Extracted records
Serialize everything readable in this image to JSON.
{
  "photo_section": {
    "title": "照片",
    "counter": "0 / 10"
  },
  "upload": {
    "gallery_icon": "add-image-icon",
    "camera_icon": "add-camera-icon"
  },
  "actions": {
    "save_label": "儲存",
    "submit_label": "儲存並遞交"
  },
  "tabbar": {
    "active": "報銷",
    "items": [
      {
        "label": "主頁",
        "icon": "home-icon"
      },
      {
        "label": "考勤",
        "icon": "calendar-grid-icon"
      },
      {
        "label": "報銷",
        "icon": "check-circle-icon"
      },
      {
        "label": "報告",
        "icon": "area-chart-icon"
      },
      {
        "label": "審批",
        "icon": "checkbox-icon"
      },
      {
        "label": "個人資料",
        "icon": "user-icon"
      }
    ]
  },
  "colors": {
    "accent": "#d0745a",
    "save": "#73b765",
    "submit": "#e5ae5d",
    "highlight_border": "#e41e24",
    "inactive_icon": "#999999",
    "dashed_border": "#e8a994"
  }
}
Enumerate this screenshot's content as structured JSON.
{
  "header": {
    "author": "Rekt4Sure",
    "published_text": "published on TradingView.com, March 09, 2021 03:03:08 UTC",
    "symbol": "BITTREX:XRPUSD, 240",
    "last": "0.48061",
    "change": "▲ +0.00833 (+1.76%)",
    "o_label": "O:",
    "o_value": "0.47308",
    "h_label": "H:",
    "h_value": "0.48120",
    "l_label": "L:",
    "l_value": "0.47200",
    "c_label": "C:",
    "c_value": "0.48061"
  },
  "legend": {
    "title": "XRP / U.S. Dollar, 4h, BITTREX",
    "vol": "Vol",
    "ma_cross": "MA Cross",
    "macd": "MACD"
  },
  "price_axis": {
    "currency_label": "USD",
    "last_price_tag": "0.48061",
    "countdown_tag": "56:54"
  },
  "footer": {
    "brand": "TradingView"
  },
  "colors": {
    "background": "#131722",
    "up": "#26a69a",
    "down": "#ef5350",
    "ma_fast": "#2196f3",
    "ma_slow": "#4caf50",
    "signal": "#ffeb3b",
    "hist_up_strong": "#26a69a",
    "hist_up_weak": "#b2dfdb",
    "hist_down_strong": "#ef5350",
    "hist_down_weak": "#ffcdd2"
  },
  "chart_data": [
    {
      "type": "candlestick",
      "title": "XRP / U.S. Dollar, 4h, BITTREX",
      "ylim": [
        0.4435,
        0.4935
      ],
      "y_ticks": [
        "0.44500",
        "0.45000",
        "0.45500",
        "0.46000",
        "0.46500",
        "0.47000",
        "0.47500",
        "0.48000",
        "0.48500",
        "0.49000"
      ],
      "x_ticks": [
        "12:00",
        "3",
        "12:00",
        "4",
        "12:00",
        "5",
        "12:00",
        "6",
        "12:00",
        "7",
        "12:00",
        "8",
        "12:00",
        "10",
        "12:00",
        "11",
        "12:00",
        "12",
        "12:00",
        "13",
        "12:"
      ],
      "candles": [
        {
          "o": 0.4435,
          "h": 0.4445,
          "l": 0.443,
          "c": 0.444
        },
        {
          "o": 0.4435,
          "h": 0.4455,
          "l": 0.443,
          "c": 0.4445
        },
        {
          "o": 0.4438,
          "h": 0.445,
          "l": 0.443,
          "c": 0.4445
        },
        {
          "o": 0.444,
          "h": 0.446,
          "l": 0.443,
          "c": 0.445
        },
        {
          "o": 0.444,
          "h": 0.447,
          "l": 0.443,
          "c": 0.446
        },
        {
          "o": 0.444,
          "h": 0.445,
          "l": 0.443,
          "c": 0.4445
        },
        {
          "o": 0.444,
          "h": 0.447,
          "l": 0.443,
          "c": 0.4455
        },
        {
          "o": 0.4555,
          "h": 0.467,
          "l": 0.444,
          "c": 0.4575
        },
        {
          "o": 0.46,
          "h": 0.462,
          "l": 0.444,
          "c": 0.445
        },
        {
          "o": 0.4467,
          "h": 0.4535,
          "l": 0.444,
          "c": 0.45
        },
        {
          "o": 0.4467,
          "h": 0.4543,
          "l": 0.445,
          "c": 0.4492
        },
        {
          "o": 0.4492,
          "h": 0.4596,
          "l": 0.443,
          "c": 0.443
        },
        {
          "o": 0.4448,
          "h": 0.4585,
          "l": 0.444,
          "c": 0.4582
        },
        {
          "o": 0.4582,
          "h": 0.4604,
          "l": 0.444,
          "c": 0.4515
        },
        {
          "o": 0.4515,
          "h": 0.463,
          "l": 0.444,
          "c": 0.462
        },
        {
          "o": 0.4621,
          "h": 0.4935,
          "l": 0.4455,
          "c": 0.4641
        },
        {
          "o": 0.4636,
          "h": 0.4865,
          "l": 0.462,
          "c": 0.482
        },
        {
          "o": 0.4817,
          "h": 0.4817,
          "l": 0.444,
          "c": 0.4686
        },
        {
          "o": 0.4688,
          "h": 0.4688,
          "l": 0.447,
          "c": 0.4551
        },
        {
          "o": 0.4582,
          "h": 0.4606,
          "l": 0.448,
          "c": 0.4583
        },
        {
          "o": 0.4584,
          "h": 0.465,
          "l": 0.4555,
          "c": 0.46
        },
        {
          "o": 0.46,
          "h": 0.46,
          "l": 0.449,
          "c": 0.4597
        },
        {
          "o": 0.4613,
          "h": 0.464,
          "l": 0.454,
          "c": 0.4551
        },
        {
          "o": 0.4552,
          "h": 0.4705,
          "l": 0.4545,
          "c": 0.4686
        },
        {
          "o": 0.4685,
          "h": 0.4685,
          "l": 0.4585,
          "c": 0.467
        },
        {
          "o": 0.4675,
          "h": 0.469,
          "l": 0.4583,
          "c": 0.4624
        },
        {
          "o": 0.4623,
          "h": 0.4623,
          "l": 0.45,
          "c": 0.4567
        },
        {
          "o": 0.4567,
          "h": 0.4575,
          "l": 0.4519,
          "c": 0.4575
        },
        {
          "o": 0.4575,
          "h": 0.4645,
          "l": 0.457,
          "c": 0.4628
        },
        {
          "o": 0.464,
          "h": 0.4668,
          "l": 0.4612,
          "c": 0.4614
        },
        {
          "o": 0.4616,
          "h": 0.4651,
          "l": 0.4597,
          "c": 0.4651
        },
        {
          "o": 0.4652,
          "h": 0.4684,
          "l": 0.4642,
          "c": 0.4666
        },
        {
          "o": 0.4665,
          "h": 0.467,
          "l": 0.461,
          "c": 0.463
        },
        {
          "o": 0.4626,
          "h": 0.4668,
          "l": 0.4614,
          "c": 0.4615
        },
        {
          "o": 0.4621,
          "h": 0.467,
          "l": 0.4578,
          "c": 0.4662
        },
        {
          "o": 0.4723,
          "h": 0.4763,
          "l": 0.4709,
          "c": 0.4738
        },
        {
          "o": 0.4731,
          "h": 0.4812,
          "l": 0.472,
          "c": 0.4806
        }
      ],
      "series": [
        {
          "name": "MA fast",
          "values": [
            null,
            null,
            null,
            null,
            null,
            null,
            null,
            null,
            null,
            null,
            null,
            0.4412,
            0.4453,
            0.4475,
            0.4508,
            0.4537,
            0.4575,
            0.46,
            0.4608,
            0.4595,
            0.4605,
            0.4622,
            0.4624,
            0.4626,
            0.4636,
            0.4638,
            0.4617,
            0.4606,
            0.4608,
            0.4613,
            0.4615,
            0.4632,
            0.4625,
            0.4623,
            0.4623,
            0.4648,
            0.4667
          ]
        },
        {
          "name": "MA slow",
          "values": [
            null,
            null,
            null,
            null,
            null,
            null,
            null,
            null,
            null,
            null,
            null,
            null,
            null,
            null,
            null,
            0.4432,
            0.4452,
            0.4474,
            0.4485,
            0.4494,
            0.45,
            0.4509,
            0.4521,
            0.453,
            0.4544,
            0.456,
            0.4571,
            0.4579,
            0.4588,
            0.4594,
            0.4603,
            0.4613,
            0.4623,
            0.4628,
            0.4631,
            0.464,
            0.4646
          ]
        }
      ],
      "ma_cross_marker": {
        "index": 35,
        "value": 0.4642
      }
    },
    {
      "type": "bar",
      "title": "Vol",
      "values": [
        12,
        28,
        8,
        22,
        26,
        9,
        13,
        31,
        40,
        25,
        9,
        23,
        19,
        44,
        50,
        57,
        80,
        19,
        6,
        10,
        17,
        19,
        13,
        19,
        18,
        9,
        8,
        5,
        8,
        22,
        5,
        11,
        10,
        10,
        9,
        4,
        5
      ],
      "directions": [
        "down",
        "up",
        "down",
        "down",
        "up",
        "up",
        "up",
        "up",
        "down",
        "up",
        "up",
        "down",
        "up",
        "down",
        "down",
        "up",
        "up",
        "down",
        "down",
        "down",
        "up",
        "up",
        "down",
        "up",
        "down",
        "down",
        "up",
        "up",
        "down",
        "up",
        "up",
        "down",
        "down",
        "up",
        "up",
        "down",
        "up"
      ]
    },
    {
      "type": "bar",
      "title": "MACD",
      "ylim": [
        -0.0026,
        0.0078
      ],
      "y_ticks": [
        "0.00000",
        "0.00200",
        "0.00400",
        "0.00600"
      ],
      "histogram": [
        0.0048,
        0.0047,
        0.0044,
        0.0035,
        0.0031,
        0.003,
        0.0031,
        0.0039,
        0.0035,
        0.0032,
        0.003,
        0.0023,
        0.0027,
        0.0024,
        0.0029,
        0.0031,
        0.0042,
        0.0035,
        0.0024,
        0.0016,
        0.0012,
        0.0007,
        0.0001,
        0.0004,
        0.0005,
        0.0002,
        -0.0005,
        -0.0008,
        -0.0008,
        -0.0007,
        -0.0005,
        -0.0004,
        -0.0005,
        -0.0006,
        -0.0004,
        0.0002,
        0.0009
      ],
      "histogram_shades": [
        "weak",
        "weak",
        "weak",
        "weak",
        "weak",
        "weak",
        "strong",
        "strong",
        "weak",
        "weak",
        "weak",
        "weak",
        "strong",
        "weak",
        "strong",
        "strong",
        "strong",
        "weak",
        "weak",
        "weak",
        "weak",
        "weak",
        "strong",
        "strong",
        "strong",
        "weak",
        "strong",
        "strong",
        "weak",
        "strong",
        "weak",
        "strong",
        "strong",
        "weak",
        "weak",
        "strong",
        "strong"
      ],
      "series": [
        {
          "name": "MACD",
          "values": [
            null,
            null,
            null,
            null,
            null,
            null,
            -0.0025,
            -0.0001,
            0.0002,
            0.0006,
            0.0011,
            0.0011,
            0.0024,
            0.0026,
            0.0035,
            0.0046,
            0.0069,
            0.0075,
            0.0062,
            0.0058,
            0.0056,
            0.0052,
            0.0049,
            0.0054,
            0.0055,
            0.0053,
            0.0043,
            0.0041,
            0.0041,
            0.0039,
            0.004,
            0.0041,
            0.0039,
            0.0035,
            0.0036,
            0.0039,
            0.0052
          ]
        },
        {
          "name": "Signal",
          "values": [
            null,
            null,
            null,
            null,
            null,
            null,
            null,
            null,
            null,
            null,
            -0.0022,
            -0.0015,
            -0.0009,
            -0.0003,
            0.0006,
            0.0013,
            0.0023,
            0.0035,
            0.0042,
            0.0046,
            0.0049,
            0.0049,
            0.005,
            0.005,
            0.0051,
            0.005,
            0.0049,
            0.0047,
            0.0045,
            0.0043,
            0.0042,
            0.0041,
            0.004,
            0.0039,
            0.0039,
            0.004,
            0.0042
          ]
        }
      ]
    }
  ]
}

* [Written instruction]: Gather up, from the records above, each line where the word "image" appears.

* [Result below]:
Serialize everything readable in this image to JSON.
    "gallery_icon": "add-image-icon",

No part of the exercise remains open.